**Description of the task:** Only the number is wanted: how many lines hold the word "tekście"?

**Dataset content:**
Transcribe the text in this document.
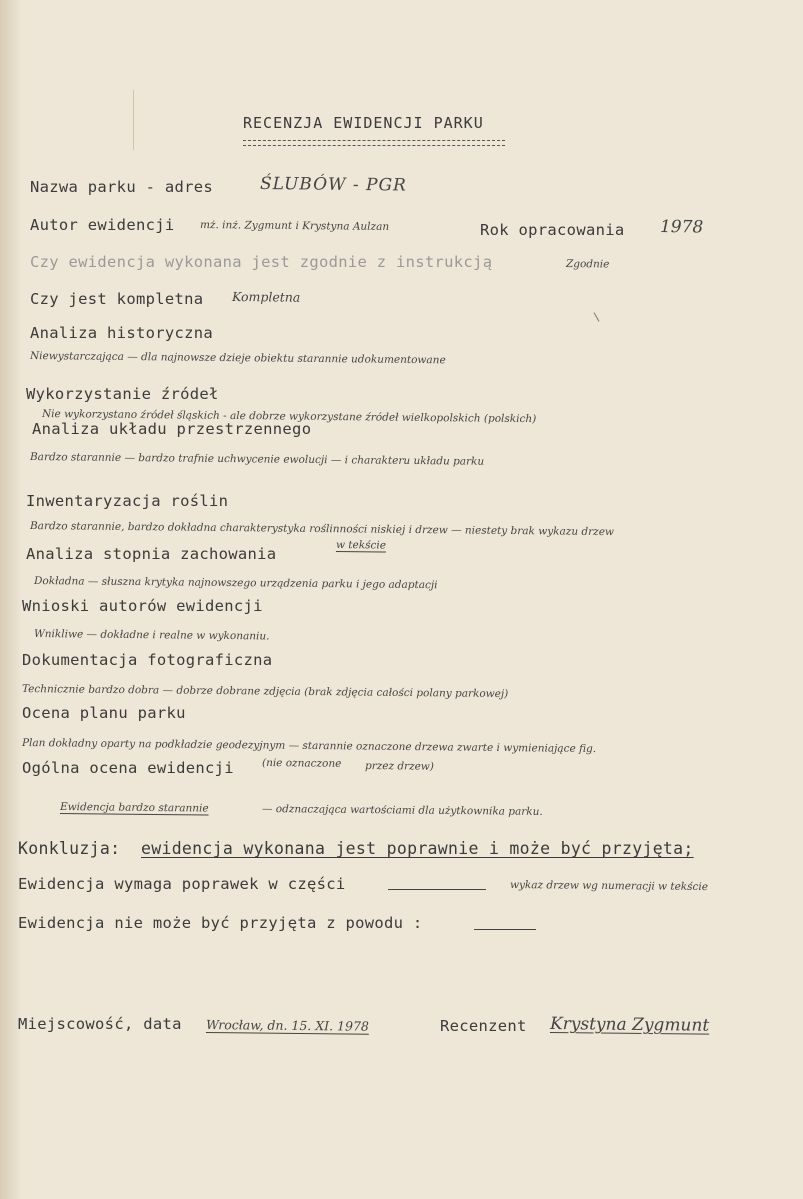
RECENZJA EWIDENCJI PARKU
Nazwa parku - adres	ŚLUBÓW - PGR
Autor ewidencji mż. inż. Zygmunt i Krystyna Aulzan	Rok opracowania 1978
Czy ewidencja wykonana jest zgodnie z instrukcją	Zgodnie
Czy jest kompletna Kompletna
Analiza historyczna
Niewystarczająca — dla najnowsze dzieje obiektu starannie udokumentowane
Wykorzystanie źródeł
Nie wykorzystano źródeł śląskich - ale dobrze wykorzystane źródeł wielkopolskich (polskich)
Analiza układu przestrzennego
Bardzo starannie — bardzo trafnie uchwycenie ewolucji — i charakteru układu parku
Inwentaryzacja roślin
Bardzo starannie, bardzo dokładna charakterystyka roślinności niskiej i drzew — niestety brak wykazu drzew
w tekście
Analiza stopnia zachowania
Dokładna — słuszna krytyka najnowszego urządzenia parku i jego adaptacji
Wnioski autorów ewidencji
Wnikliwe — dokładne i realne w wykonaniu.
Dokumentacja fotograficzna
Technicznie bardzo dobra — dobrze dobrane zdjęcia (brak zdjęcia całości polany parkowej)
Ocena planu parku
Plan dokładny oparty na podkładzie geodezyjnym — starannie oznaczone drzewa zwarte i wymieniające fig.
Ogólna ocena ewidencji	(nie oznaczone przez drzew)
Ewidencja bardzo starannie	— odznaczająca wartościami dla użytkownika parku.
Konkluzja: ewidencja wykonana jest poprawnie i może być przyjęta;
Ewidencja wymaga poprawek w części	wykaz drzew wg numeracji w tekście
Ewidencja nie może być przyjęta z powodu :
Miejscowość, data Wrocław, dn. 15. XI. 1978	Recenzent Krystyna Zygmunt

**Result of this exercise:** 2